Exercise ▸ Extract all of the entries and give them again, word for word.

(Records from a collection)
____

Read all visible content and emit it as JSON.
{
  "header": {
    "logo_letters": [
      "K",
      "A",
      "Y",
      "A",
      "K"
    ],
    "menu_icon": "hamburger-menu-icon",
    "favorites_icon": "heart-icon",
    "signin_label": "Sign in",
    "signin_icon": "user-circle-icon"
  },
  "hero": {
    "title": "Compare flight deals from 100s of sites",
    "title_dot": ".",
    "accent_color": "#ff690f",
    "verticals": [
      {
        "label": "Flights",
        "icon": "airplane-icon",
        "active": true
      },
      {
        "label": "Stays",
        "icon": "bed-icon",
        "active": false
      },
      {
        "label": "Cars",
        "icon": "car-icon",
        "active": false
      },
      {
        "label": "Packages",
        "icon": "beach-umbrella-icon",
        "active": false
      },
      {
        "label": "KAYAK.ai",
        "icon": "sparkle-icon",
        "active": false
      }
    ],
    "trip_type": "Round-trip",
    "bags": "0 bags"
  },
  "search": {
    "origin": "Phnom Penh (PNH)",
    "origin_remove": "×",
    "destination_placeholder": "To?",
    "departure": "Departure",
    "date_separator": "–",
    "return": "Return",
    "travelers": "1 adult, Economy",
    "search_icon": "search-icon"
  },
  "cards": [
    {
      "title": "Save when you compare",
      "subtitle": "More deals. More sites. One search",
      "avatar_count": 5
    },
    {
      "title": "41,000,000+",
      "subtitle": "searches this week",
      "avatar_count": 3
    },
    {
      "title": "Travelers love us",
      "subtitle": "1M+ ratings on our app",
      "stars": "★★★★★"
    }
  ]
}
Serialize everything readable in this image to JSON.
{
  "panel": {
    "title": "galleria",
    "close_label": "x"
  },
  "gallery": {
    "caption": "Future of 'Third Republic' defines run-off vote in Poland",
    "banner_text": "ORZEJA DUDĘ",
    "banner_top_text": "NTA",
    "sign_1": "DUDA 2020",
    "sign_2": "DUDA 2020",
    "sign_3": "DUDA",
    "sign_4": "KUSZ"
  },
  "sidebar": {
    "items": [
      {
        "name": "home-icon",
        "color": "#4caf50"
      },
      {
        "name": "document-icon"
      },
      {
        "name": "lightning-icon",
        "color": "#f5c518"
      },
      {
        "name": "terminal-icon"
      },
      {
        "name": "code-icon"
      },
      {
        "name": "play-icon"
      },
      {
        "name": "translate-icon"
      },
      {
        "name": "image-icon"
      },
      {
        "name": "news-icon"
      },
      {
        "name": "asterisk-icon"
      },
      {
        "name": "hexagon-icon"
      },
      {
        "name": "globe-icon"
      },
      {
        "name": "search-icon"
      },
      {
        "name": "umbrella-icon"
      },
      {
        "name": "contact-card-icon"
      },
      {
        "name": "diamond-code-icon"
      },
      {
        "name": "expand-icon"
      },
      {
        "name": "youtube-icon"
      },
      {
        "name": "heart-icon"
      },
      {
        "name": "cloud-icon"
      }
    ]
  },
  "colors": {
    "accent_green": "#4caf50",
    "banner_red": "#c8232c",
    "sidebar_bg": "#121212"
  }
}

____

Answer to this problem ▸
Read all visible content and emit it as JSON.
{
  "header": {
    "logo_letters": [
      "K",
      "A",
      "Y",
      "A",
      "K"
    ],
    "menu_icon": "hamburger-menu-icon",
    "favorites_icon": "heart-icon",
    "signin_label": "Sign in",
    "signin_icon": "user-circle-icon"
  },
  "hero": {
    "title": "Compare flight deals from 100s of sites",
    "title_dot": ".",
    "accent_color": "#ff690f",
    "verticals": [
      {
        "label": "Flights",
        "icon": "airplane-icon",
        "active": true
      },
      {
        "label": "Stays",
        "icon": "bed-icon",
        "active": false
      },
      {
        "label": "Cars",
        "icon": "car-icon",
        "active": false
      },
      {
        "label": "Packages",
        "icon": "beach-umbrella-icon",
        "active": false
      },
      {
        "label": "KAYAK.ai",
        "icon": "sparkle-icon",
        "active": false
      }
    ],
    "trip_type": "Round-trip",
    "bags": "0 bags"
  },
  "search": {
    "origin": "Phnom Penh (PNH)",
    "origin_remove": "×",
    "destination_placeholder": "To?",
    "departure": "Departure",
    "date_separator": "–",
    "return": "Return",
    "travelers": "1 adult, Economy",
    "search_icon": "search-icon"
  },
  "cards": [
    {
      "title": "Save when you compare",
      "subtitle": "More deals. More sites. One search",
      "avatar_count": 5
    },
    {
      "title": "41,000,000+",
      "subtitle": "searches this week",
      "avatar_count": 3
    },
    {
      "title": "Travelers love us",
      "subtitle": "1M+ ratings on our app",
      "stars": "★★★★★"
    }
  ]
}
Serialize everything readable in this image to JSON.
{
  "panel": {
    "title": "galleria",
    "close_label": "x"
  },
  "gallery": {
    "caption": "Future of 'Third Republic' defines run-off vote in Poland",
    "banner_text": "ORZEJA DUDĘ",
    "banner_top_text": "NTA",
    "sign_1": "DUDA 2020",
    "sign_2": "DUDA 2020",
    "sign_3": "DUDA",
    "sign_4": "KUSZ"
  },
  "sidebar": {
    "items": [
      {
        "name": "home-icon",
        "color": "#4caf50"
      },
      {
        "name": "document-icon"
      },
      {
        "name": "lightning-icon",
        "color": "#f5c518"
      },
      {
        "name": "terminal-icon"
      },
      {
        "name": "code-icon"
      },
      {
        "name": "play-icon"
      },
      {
        "name": "translate-icon"
      },
      {
        "name": "image-icon"
      },
      {
        "name": "news-icon"
      },
      {
        "name": "asterisk-icon"
      },
      {
        "name": "hexagon-icon"
      },
      {
        "name": "globe-icon"
      },
      {
        "name": "search-icon"
      },
      {
        "name": "umbrella-icon"
      },
      {
        "name": "contact-card-icon"
      },
      {
        "name": "diamond-code-icon"
      },
      {
        "name": "expand-icon"
      },
      {
        "name": "youtube-icon"
      },
      {
        "name": "heart-icon"
      },
      {
        "name": "cloud-icon"
      }
    ]
  },
  "colors": {
    "accent_green": "#4caf50",
    "banner_red": "#c8232c",
    "sidebar_bg": "#121212"
  }
}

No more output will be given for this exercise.